Challenge> Search the material for the string "focus" and copy each line where it occurs.

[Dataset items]
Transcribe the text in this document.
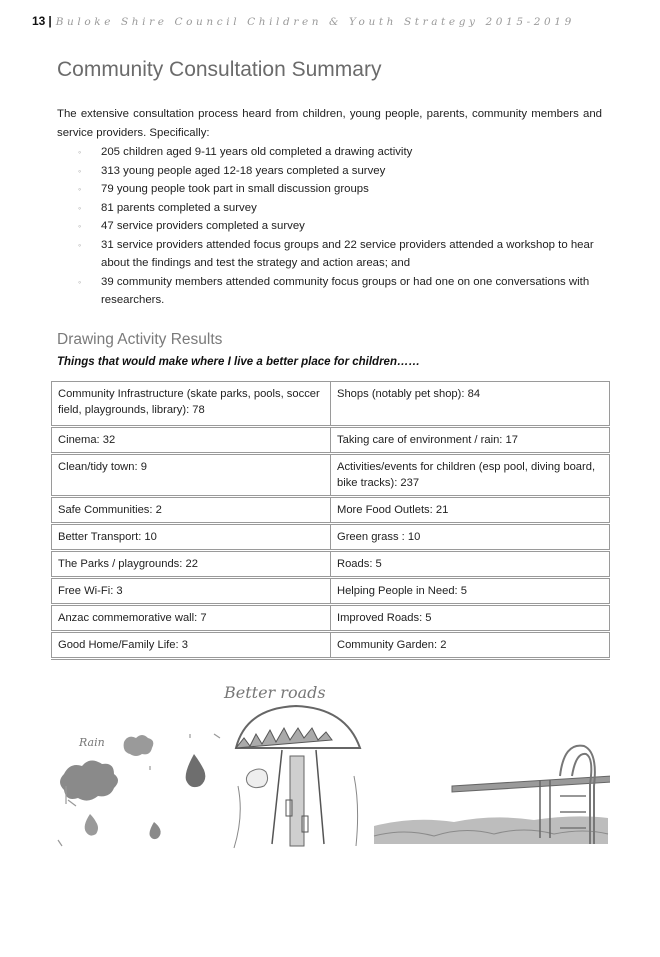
13 | Buloke Shire Council Children & Youth Strategy 2015-2019
Community Consultation Summary

The extensive consultation process heard from children, young people, parents, community members and service providers. Specifically:

◦ 205 children aged 9-11 years old completed a drawing activity
◦ 313 young people aged 12-18 years completed a survey
◦ 79 young people took part in small discussion groups
◦ 81 parents completed a survey
◦ 47 service providers completed a survey
◦ 31 service providers attended focus groups and 22 service providers attended a workshop to hear about the findings and test the strategy and action areas; and
◦ 39 community members attended community focus groups or had one on one conversations with researchers.
Drawing Activity Results
Things that would make where I live a better place for children……
Community Infrastructure (skate parks, pools, soccer field, playgrounds, library): 78	Shops (notably pet shop): 84
Cinema: 32	Taking care of environment / rain: 17
Clean/tidy town: 9	Activities/events for children (esp pool, diving board, bike tracks): 237
Safe Communities: 2	More Food Outlets: 21
Better Transport: 10	Green grass : 10
The Parks / playgrounds: 22	Roads: 5
Free Wi-Fi: 3	Helping People in Need: 5
Anzac commemorative wall: 7	Improved Roads: 5
Good Home/Family Life: 3	Community Garden: 2
Better roads
Rain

Complete response>
◦ 31 service providers attended focus groups and 22 service providers attended a workshop to hear about the findings and test the strategy and action areas; and
◦ 39 community members attended community focus groups or had one on one conversations with researchers.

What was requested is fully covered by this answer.